THE REQUEST. Can you restate the records below word for word?

Excerpt from a dataset:
=-=-=
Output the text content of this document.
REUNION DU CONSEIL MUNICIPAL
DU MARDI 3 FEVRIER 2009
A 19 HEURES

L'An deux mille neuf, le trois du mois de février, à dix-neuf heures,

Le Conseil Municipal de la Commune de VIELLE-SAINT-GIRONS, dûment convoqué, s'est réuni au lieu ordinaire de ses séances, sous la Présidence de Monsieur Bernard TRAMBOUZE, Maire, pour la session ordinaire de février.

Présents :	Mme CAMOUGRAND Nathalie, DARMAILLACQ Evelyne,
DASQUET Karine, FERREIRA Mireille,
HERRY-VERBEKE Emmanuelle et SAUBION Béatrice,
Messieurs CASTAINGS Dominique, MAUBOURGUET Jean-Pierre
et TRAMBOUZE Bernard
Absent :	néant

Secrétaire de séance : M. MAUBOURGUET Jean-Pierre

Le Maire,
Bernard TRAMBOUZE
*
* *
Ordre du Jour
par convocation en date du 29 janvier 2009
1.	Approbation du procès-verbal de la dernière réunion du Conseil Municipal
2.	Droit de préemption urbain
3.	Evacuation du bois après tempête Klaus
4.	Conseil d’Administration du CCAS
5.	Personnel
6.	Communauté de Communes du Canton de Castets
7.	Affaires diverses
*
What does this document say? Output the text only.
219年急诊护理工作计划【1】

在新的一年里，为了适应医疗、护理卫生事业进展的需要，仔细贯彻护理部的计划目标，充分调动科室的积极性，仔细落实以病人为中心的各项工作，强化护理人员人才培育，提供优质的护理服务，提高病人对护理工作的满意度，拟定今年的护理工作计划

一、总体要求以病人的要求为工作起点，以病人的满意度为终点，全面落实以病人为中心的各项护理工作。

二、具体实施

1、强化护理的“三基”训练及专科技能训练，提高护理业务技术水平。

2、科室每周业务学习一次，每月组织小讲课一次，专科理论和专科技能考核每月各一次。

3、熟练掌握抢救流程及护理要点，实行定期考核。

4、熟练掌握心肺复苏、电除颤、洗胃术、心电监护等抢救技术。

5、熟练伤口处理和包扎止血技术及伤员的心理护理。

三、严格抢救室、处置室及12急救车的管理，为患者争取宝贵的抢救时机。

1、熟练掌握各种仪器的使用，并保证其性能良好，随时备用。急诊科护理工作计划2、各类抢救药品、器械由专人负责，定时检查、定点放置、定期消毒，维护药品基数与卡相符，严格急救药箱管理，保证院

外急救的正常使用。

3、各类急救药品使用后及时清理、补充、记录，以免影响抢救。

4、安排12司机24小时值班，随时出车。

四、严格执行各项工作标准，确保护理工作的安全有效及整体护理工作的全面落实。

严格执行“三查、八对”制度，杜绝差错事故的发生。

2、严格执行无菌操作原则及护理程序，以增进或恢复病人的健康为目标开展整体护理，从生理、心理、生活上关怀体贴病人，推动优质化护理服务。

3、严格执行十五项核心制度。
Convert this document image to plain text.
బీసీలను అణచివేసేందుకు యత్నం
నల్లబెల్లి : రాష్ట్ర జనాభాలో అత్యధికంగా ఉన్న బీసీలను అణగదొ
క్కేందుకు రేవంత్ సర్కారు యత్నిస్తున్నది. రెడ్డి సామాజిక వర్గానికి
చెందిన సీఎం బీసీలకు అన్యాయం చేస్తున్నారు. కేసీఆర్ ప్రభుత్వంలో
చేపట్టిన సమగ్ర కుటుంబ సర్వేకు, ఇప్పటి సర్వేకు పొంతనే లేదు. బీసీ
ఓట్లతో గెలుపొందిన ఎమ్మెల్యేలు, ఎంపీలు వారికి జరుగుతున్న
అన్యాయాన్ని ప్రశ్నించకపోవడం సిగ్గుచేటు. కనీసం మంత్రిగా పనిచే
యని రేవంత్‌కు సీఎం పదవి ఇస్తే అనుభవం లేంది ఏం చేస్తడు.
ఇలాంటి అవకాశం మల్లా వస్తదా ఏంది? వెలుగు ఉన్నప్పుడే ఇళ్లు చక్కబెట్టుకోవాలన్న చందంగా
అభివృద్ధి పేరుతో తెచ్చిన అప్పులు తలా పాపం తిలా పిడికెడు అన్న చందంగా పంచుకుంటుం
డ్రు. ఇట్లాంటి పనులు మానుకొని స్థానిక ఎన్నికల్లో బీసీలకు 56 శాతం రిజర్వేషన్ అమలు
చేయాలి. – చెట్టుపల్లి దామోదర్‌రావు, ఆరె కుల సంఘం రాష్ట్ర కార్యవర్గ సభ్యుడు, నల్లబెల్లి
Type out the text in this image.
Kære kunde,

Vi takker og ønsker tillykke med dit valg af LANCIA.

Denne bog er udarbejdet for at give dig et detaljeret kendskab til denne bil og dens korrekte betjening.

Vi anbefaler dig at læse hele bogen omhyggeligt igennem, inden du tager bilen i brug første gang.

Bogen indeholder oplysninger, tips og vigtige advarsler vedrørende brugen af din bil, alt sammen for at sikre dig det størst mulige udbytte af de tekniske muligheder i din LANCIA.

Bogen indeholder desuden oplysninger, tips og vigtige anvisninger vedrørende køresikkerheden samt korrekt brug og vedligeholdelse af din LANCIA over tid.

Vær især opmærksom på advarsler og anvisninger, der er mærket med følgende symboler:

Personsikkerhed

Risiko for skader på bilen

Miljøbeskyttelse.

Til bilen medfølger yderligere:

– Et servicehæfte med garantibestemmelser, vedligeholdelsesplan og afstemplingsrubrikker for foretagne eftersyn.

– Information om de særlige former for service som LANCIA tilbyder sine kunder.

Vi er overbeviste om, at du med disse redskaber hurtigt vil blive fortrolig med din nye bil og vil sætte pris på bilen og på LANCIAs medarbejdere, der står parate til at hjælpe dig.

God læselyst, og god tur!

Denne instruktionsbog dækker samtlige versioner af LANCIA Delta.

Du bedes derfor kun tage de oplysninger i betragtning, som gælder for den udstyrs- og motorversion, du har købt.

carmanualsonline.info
=-=-=
EXERCISE OUTPUT.
Output the text content of this document.
REUNION DU CONSEIL MUNICIPAL
DU MARDI 3 FEVRIER 2009
A 19 HEURES

L'An deux mille neuf, le trois du mois de février, à dix-neuf heures,

Le Conseil Municipal de la Commune de VIELLE-SAINT-GIRONS, dûment convoqué, s'est réuni au lieu ordinaire de ses séances, sous la Présidence de Monsieur Bernard TRAMBOUZE, Maire, pour la session ordinaire de février.

Présents :	Mme CAMOUGRAND Nathalie, DARMAILLACQ Evelyne,
DASQUET Karine, FERREIRA Mireille,
HERRY-VERBEKE Emmanuelle et SAUBION Béatrice,
Messieurs CASTAINGS Dominique, MAUBOURGUET Jean-Pierre
et TRAMBOUZE Bernard
Absent :	néant

Secrétaire de séance : M. MAUBOURGUET Jean-Pierre

Le Maire,
Bernard TRAMBOUZE
*
* *
Ordre du Jour
par convocation en date du 29 janvier 2009
1.	Approbation du procès-verbal de la dernière réunion du Conseil Municipal
2.	Droit de préemption urbain
3.	Evacuation du bois après tempête Klaus
4.	Conseil d’Administration du CCAS
5.	Personnel
6.	Communauté de Communes du Canton de Castets
7.	Affaires diverses
*
What does this document say? Output the text only.
219年急诊护理工作计划【1】

在新的一年里，为了适应医疗、护理卫生事业进展的需要，仔细贯彻护理部的计划目标，充分调动科室的积极性，仔细落实以病人为中心的各项工作，强化护理人员人才培育，提供优质的护理服务，提高病人对护理工作的满意度，拟定今年的护理工作计划

一、总体要求以病人的要求为工作起点，以病人的满意度为终点，全面落实以病人为中心的各项护理工作。

二、具体实施

1、强化护理的“三基”训练及专科技能训练，提高护理业务技术水平。

2、科室每周业务学习一次，每月组织小讲课一次，专科理论和专科技能考核每月各一次。

3、熟练掌握抢救流程及护理要点，实行定期考核。

4、熟练掌握心肺复苏、电除颤、洗胃术、心电监护等抢救技术。

5、熟练伤口处理和包扎止血技术及伤员的心理护理。

三、严格抢救室、处置室及12急救车的管理，为患者争取宝贵的抢救时机。

1、熟练掌握各种仪器的使用，并保证其性能良好，随时备用。急诊科护理工作计划2、各类抢救药品、器械由专人负责，定时检查、定点放置、定期消毒，维护药品基数与卡相符，严格急救药箱管理，保证院

外急救的正常使用。

3、各类急救药品使用后及时清理、补充、记录，以免影响抢救。

4、安排12司机24小时值班，随时出车。

四、严格执行各项工作标准，确保护理工作的安全有效及整体护理工作的全面落实。

严格执行“三查、八对”制度，杜绝差错事故的发生。

2、严格执行无菌操作原则及护理程序，以增进或恢复病人的健康为目标开展整体护理，从生理、心理、生活上关怀体贴病人，推动优质化护理服务。

3、严格执行十五项核心制度。
Convert this document image to plain text.
బీసీలను అణచివేసేందుకు యత్నం
నల్లబెల్లి : రాష్ట్ర జనాభాలో అత్యధికంగా ఉన్న బీసీలను అణగదొ
క్కేందుకు రేవంత్ సర్కారు యత్నిస్తున్నది. రెడ్డి సామాజిక వర్గానికి
చెందిన సీఎం బీసీలకు అన్యాయం చేస్తున్నారు. కేసీఆర్ ప్రభుత్వంలో
చేపట్టిన సమగ్ర కుటుంబ సర్వేకు, ఇప్పటి సర్వేకు పొంతనే లేదు. బీసీ
ఓట్లతో గెలుపొందిన ఎమ్మెల్యేలు, ఎంపీలు వారికి జరుగుతున్న
అన్యాయాన్ని ప్రశ్నించకపోవడం సిగ్గుచేటు. కనీసం మంత్రిగా పనిచే
యని రేవంత్‌కు సీఎం పదవి ఇస్తే అనుభవం లేంది ఏం చేస్తడు.
ఇలాంటి అవకాశం మల్లా వస్తదా ఏంది? వెలుగు ఉన్నప్పుడే ఇళ్లు చక్కబెట్టుకోవాలన్న చందంగా
అభివృద్ధి పేరుతో తెచ్చిన అప్పులు తలా పాపం తిలా పిడికెడు అన్న చందంగా పంచుకుంటుం
డ్రు. ఇట్లాంటి పనులు మానుకొని స్థానిక ఎన్నికల్లో బీసీలకు 56 శాతం రిజర్వేషన్ అమలు
చేయాలి. – చెట్టుపల్లి దామోదర్‌రావు, ఆరె కుల సంఘం రాష్ట్ర కార్యవర్గ సభ్యుడు, నల్లబెల్లి
Type out the text in this image.
Kære kunde,

Vi takker og ønsker tillykke med dit valg af LANCIA.

Denne bog er udarbejdet for at give dig et detaljeret kendskab til denne bil og dens korrekte betjening.

Vi anbefaler dig at læse hele bogen omhyggeligt igennem, inden du tager bilen i brug første gang.

Bogen indeholder oplysninger, tips og vigtige advarsler vedrørende brugen af din bil, alt sammen for at sikre dig det størst mulige udbytte af de tekniske muligheder i din LANCIA.

Bogen indeholder desuden oplysninger, tips og vigtige anvisninger vedrørende køresikkerheden samt korrekt brug og vedligeholdelse af din LANCIA over tid.

Vær især opmærksom på advarsler og anvisninger, der er mærket med følgende symboler:

Personsikkerhed

Risiko for skader på bilen

Miljøbeskyttelse.

Til bilen medfølger yderligere:

– Et servicehæfte med garantibestemmelser, vedligeholdelsesplan og afstemplingsrubrikker for foretagne eftersyn.

– Information om de særlige former for service som LANCIA tilbyder sine kunder.

Vi er overbeviste om, at du med disse redskaber hurtigt vil blive fortrolig med din nye bil og vil sætte pris på bilen og på LANCIAs medarbejdere, der står parate til at hjælpe dig.

God læselyst, og god tur!

Denne instruktionsbog dækker samtlige versioner af LANCIA Delta.

Du bedes derfor kun tage de oplysninger i betragtning, som gælder for den udstyrs- og motorversion, du har købt.

carmanualsonline.info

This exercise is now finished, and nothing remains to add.